-- Task requirements --
Copy out every line of the rows below without changing a single character.

[Stored rows]
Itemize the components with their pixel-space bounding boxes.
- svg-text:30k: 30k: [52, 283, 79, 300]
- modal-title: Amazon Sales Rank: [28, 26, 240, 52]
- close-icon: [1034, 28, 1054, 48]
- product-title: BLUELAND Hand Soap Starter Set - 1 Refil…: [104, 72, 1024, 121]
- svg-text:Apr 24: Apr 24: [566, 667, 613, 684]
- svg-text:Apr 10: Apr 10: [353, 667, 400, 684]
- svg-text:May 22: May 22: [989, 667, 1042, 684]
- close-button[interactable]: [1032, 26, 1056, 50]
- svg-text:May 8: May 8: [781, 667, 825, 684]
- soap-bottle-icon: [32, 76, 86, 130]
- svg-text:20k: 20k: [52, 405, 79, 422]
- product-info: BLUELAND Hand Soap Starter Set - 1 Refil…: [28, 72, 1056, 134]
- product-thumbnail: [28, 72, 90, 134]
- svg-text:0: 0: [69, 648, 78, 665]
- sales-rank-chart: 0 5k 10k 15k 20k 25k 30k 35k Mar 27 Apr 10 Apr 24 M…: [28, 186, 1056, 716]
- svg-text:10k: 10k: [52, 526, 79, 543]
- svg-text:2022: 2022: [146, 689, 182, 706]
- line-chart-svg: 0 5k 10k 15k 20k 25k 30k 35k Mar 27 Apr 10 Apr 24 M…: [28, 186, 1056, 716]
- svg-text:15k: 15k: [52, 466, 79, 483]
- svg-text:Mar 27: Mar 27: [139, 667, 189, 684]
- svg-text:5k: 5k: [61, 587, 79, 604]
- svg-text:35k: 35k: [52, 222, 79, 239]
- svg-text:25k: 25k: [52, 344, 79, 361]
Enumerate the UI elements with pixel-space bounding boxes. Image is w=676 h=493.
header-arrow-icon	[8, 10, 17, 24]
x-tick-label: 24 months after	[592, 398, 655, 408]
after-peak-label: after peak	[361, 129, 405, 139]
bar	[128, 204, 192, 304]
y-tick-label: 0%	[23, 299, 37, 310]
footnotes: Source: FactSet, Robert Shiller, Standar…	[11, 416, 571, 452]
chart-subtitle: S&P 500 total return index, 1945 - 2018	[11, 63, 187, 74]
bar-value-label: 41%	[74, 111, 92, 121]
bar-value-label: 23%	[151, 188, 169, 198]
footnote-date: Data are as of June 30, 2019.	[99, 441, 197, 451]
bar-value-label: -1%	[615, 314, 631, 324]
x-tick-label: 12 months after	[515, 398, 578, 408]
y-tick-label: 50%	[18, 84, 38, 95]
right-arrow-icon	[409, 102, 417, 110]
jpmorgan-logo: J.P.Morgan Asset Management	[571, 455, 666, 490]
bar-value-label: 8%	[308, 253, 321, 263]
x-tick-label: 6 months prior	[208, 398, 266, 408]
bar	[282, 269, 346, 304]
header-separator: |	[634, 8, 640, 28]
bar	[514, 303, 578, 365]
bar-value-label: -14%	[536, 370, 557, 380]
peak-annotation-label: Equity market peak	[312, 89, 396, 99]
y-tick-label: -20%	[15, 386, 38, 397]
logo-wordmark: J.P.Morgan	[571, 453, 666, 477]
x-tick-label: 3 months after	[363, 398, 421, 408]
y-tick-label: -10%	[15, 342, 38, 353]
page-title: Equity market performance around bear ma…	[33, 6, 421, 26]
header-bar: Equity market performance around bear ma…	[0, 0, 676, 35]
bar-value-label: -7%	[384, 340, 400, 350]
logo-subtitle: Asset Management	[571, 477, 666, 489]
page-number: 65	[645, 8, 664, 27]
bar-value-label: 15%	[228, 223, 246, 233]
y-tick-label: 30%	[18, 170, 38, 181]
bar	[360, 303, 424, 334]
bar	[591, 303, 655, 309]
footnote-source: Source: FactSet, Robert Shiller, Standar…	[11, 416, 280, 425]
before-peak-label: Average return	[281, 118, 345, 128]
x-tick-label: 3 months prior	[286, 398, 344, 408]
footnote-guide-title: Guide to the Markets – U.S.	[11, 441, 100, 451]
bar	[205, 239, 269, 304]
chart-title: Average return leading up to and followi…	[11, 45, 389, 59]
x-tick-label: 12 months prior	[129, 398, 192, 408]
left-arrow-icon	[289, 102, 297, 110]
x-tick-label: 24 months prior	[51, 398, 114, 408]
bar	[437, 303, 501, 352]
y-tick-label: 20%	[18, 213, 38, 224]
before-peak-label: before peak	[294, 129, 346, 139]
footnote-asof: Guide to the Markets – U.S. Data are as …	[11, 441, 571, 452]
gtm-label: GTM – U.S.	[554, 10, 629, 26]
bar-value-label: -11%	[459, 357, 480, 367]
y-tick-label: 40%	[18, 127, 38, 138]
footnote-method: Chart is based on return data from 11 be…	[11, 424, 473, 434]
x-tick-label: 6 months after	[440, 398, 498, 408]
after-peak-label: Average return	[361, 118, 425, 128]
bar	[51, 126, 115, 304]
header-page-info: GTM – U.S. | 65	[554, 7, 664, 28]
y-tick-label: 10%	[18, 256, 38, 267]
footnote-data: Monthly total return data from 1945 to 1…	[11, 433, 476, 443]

-- Answer below --
Itemize the components with their pixel-space bounding boxes.
- svg-text:30k: 30k: [52, 283, 79, 300]
- modal-title: Amazon Sales Rank: [28, 26, 240, 52]
- close-icon: [1034, 28, 1054, 48]
- product-title: BLUELAND Hand Soap Starter Set - 1 Refil…: [104, 72, 1024, 121]
- svg-text:Apr 24: Apr 24: [566, 667, 613, 684]
- svg-text:Apr 10: Apr 10: [353, 667, 400, 684]
- svg-text:May 22: May 22: [989, 667, 1042, 684]
- close-button[interactable]: [1032, 26, 1056, 50]
- svg-text:May 8: May 8: [781, 667, 825, 684]
- soap-bottle-icon: [32, 76, 86, 130]
- svg-text:20k: 20k: [52, 405, 79, 422]
- product-info: BLUELAND Hand Soap Starter Set - 1 Refil…: [28, 72, 1056, 134]
- product-thumbnail: [28, 72, 90, 134]
- svg-text:0: 0: [69, 648, 78, 665]
- sales-rank-chart: 0 5k 10k 15k 20k 25k 30k 35k Mar 27 Apr 10 Apr 24 M…: [28, 186, 1056, 716]
- svg-text:10k: 10k: [52, 526, 79, 543]
- svg-text:2022: 2022: [146, 689, 182, 706]
- line-chart-svg: 0 5k 10k 15k 20k 25k 30k 35k Mar 27 Apr 10 Apr 24 M…: [28, 186, 1056, 716]
- svg-text:15k: 15k: [52, 466, 79, 483]
- svg-text:Mar 27: Mar 27: [139, 667, 189, 684]
- svg-text:5k: 5k: [61, 587, 79, 604]
- svg-text:35k: 35k: [52, 222, 79, 239]
- svg-text:25k: 25k: [52, 344, 79, 361]
Enumerate the UI elements with pixel-space bounding boxes. Image is w=676 h=493.
header-arrow-icon	[8, 10, 17, 24]
x-tick-label: 24 months after	[592, 398, 655, 408]
after-peak-label: after peak	[361, 129, 405, 139]
bar	[128, 204, 192, 304]
y-tick-label: 0%	[23, 299, 37, 310]
footnotes: Source: FactSet, Robert Shiller, Standar…	[11, 416, 571, 452]
chart-subtitle: S&P 500 total return index, 1945 - 2018	[11, 63, 187, 74]
bar-value-label: 41%	[74, 111, 92, 121]
bar-value-label: 23%	[151, 188, 169, 198]
footnote-date: Data are as of June 30, 2019.	[99, 441, 197, 451]
bar-value-label: -1%	[615, 314, 631, 324]
x-tick-label: 12 months after	[515, 398, 578, 408]
y-tick-label: 50%	[18, 84, 38, 95]
right-arrow-icon	[409, 102, 417, 110]
jpmorgan-logo: J.P.Morgan Asset Management	[571, 455, 666, 490]
bar-value-label: 8%	[308, 253, 321, 263]
x-tick-label: 6 months prior	[208, 398, 266, 408]
bar	[282, 269, 346, 304]
header-separator: |	[634, 8, 640, 28]
bar	[514, 303, 578, 365]
bar-value-label: -14%	[536, 370, 557, 380]
peak-annotation-label: Equity market peak	[312, 89, 396, 99]
y-tick-label: -20%	[15, 386, 38, 397]
logo-wordmark: J.P.Morgan	[571, 453, 666, 477]
x-tick-label: 3 months after	[363, 398, 421, 408]
y-tick-label: -10%	[15, 342, 38, 353]
page-title: Equity market performance around bear ma…	[33, 6, 421, 26]
header-bar: Equity market performance around bear ma…	[0, 0, 676, 35]
bar-value-label: -7%	[384, 340, 400, 350]
logo-subtitle: Asset Management	[571, 477, 666, 489]
page-number: 65	[645, 8, 664, 27]
bar-value-label: 15%	[228, 223, 246, 233]
y-tick-label: 30%	[18, 170, 38, 181]
bar	[360, 303, 424, 334]
bar	[591, 303, 655, 309]
footnote-source: Source: FactSet, Robert Shiller, Standar…	[11, 416, 280, 425]
before-peak-label: Average return	[281, 118, 345, 128]
x-tick-label: 3 months prior	[286, 398, 344, 408]
footnote-guide-title: Guide to the Markets – U.S.	[11, 441, 100, 451]
bar	[205, 239, 269, 304]
chart-title: Average return leading up to and followi…	[11, 45, 389, 59]
x-tick-label: 12 months prior	[129, 398, 192, 408]
left-arrow-icon	[289, 102, 297, 110]
x-tick-label: 24 months prior	[51, 398, 114, 408]
bar	[437, 303, 501, 352]
y-tick-label: 20%	[18, 213, 38, 224]
before-peak-label: before peak	[294, 129, 346, 139]
footnote-asof: Guide to the Markets – U.S. Data are as …	[11, 441, 571, 452]
gtm-label: GTM – U.S.	[554, 10, 629, 26]
bar-value-label: -11%	[459, 357, 480, 367]
y-tick-label: 40%	[18, 127, 38, 138]
footnote-method: Chart is based on return data from 11 be…	[11, 424, 473, 434]
x-tick-label: 6 months after	[440, 398, 498, 408]
after-peak-label: Average return	[361, 118, 425, 128]
bar	[51, 126, 115, 304]
header-page-info: GTM – U.S. | 65	[554, 7, 664, 28]
y-tick-label: 10%	[18, 256, 38, 267]
footnote-data: Monthly total return data from 1945 to 1…	[11, 433, 476, 443]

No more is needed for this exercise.